### [What you should do]
Rewrite the lines of the records as a JSON list of strings, one string per line, leaving out blank lines. Begin at the first line of the records and stop after the line that contains "cell-location: 北京: [533, 261, 590, 319]".

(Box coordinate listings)
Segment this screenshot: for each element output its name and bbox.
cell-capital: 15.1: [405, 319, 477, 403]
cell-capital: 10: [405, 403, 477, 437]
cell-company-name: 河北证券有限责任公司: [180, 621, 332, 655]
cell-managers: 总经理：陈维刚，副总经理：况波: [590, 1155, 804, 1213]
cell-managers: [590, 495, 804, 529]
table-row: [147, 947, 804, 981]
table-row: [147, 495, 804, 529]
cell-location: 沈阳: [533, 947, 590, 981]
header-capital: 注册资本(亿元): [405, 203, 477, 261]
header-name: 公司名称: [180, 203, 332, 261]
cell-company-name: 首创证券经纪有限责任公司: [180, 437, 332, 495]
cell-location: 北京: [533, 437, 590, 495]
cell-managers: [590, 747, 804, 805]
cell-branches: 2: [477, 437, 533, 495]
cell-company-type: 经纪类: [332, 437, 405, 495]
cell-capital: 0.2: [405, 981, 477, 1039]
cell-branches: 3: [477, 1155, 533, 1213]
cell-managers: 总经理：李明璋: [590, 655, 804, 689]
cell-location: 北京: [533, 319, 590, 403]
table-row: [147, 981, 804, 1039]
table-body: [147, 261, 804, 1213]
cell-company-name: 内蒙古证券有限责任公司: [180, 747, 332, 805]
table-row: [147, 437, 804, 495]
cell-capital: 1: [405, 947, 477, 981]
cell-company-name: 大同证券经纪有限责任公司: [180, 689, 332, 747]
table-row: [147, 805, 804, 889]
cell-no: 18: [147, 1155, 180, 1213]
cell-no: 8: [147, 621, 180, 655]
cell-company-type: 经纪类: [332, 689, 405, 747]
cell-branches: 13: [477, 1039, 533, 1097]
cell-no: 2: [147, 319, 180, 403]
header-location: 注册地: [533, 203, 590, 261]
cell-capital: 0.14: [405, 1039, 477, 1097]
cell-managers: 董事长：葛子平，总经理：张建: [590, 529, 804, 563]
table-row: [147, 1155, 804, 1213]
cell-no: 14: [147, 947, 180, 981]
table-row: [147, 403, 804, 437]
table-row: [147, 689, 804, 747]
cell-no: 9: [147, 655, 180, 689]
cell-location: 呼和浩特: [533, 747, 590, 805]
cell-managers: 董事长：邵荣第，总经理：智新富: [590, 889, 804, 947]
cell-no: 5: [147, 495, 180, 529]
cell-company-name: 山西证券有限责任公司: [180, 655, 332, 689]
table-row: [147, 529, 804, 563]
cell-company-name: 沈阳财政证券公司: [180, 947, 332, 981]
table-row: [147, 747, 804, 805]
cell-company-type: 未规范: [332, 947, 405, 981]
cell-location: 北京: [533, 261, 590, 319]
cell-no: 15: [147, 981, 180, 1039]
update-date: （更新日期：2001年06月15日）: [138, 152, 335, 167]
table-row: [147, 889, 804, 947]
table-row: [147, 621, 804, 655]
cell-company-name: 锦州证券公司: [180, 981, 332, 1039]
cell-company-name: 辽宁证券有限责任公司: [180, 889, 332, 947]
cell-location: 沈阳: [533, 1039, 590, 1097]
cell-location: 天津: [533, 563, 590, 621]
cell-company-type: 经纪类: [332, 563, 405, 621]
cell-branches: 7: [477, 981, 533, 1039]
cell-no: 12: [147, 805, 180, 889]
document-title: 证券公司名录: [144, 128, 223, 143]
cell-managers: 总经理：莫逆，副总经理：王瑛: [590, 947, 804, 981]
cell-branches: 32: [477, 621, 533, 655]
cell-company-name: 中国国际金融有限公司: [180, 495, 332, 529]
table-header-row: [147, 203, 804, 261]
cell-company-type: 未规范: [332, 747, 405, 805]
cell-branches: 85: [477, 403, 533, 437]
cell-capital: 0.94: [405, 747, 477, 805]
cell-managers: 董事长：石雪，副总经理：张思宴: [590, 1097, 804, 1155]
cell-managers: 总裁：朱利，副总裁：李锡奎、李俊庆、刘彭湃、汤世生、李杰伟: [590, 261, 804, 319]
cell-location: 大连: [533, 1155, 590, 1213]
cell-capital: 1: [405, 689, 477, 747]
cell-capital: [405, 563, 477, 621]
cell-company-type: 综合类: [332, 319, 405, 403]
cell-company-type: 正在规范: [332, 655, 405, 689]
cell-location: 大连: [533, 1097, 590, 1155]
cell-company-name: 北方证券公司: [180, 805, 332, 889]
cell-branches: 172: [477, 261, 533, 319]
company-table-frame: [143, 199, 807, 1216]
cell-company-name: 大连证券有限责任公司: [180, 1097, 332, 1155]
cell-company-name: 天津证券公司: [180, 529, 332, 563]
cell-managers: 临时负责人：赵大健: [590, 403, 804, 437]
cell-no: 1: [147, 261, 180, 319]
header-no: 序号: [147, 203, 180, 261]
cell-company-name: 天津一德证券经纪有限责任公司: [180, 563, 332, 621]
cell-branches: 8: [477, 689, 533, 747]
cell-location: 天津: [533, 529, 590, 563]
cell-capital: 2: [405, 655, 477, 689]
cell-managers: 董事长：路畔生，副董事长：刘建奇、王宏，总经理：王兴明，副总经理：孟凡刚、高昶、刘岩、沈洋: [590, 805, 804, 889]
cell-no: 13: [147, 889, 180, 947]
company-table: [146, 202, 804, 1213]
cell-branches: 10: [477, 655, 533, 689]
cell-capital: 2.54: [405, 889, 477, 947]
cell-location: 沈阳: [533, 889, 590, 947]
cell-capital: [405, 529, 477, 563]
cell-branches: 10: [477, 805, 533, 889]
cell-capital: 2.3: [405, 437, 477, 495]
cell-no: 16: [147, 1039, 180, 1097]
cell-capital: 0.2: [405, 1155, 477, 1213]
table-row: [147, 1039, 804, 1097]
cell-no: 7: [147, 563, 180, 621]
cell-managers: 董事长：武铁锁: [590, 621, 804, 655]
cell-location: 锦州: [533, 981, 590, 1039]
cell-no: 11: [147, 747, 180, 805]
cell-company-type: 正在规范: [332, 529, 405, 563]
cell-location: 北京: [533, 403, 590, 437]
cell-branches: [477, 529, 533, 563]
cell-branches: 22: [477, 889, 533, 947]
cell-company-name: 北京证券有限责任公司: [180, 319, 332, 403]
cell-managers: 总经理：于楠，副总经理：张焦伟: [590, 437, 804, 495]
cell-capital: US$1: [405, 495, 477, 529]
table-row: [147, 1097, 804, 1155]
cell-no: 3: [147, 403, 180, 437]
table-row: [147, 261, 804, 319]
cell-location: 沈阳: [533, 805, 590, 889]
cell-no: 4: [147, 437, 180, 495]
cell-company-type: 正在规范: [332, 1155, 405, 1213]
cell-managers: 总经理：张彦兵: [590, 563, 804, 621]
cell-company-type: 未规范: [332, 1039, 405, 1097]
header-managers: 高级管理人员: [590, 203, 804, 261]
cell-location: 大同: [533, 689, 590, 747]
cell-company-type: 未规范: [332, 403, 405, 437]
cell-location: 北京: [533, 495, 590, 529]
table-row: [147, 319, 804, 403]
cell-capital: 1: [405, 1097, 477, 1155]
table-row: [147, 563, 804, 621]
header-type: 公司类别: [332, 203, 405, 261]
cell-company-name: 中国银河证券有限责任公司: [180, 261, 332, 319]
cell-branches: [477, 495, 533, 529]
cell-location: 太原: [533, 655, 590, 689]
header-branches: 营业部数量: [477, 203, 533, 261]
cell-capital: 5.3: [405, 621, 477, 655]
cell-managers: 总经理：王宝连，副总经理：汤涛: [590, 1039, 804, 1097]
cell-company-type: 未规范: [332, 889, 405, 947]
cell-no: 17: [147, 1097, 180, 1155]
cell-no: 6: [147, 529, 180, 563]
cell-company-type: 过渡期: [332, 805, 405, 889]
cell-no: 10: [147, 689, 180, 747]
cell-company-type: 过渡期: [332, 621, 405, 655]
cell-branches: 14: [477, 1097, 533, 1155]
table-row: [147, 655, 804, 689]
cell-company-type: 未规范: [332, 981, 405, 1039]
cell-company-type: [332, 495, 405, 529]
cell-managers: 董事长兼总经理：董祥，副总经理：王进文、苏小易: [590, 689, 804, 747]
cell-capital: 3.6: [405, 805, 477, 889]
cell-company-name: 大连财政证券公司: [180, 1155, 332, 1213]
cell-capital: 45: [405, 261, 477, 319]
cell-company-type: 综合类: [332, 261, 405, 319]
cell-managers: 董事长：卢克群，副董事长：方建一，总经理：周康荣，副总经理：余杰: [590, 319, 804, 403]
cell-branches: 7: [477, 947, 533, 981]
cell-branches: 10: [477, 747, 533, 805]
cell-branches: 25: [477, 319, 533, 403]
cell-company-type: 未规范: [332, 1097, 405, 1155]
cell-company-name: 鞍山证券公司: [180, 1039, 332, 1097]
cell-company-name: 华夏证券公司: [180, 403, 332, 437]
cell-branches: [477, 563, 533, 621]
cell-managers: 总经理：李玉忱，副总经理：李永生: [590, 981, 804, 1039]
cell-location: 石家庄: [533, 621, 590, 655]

### [Full output]
[
  "Segment this screenshot: for each element output its name and bbox.",
  "cell-capital: 15.1: [405, 319, 477, 403]",
  "cell-capital: 10: [405, 403, 477, 437]",
  "cell-company-name: 河北证券有限责任公司: [180, 621, 332, 655]",
  "cell-managers: 总经理：陈维刚，副总经理：况波: [590, 1155, 804, 1213]",
  "cell-managers: [590, 495, 804, 529]",
  "table-row: [147, 947, 804, 981]",
  "table-row: [147, 495, 804, 529]",
  "cell-location: 沈阳: [533, 947, 590, 981]",
  "header-capital: 注册资本(亿元): [405, 203, 477, 261]",
  "header-name: 公司名称: [180, 203, 332, 261]",
  "cell-company-name: 首创证券经纪有限责任公司: [180, 437, 332, 495]",
  "cell-location: 北京: [533, 437, 590, 495]",
  "cell-managers: [590, 747, 804, 805]",
  "cell-branches: 2: [477, 437, 533, 495]",
  "cell-company-type: 经纪类: [332, 437, 405, 495]",
  "cell-capital: 0.2: [405, 981, 477, 1039]",
  "cell-branches: 3: [477, 1155, 533, 1213]",
  "cell-managers: 总经理：李明璋: [590, 655, 804, 689]",
  "cell-location: 北京: [533, 319, 590, 403]",
  "table-row: [147, 981, 804, 1039]",
  "table-body: [147, 261, 804, 1213]",
  "cell-company-name: 内蒙古证券有限责任公司: [180, 747, 332, 805]",
  "table-row: [147, 437, 804, 495]",
  "cell-capital: 1: [405, 947, 477, 981]",
  "cell-company-name: 大同证券经纪有限责任公司: [180, 689, 332, 747]",
  "table-row: [147, 805, 804, 889]",
  "cell-no: 18: [147, 1155, 180, 1213]",
  "cell-no: 8: [147, 621, 180, 655]",
  "cell-company-type: 经纪类: [332, 689, 405, 747]",
  "cell-branches: 13: [477, 1039, 533, 1097]",
  "cell-no: 2: [147, 319, 180, 403]",
  "header-location: 注册地: [533, 203, 590, 261]",
  "cell-capital: 0.14: [405, 1039, 477, 1097]",
  "cell-managers: 董事长：葛子平，总经理：张建: [590, 529, 804, 563]",
  "table-row: [147, 1155, 804, 1213]",
  "cell-no: 14: [147, 947, 180, 981]",
  "table-row: [147, 403, 804, 437]",
  "table-row: [147, 689, 804, 747]",
  "cell-no: 9: [147, 655, 180, 689]",
  "cell-location: 呼和浩特: [533, 747, 590, 805]",
  "cell-managers: 董事长：邵荣第，总经理：智新富: [590, 889, 804, 947]",
  "cell-no: 5: [147, 495, 180, 529]",
  "cell-company-name: 山西证券有限责任公司: [180, 655, 332, 689]",
  "table-row: [147, 529, 804, 563]",
  "cell-company-name: 沈阳财政证券公司: [180, 947, 332, 981]",
  "table-row: [147, 747, 804, 805]",
  "cell-company-type: 未规范: [332, 947, 405, 981]",
  "cell-location: 北京: [533, 261, 590, 319]"
]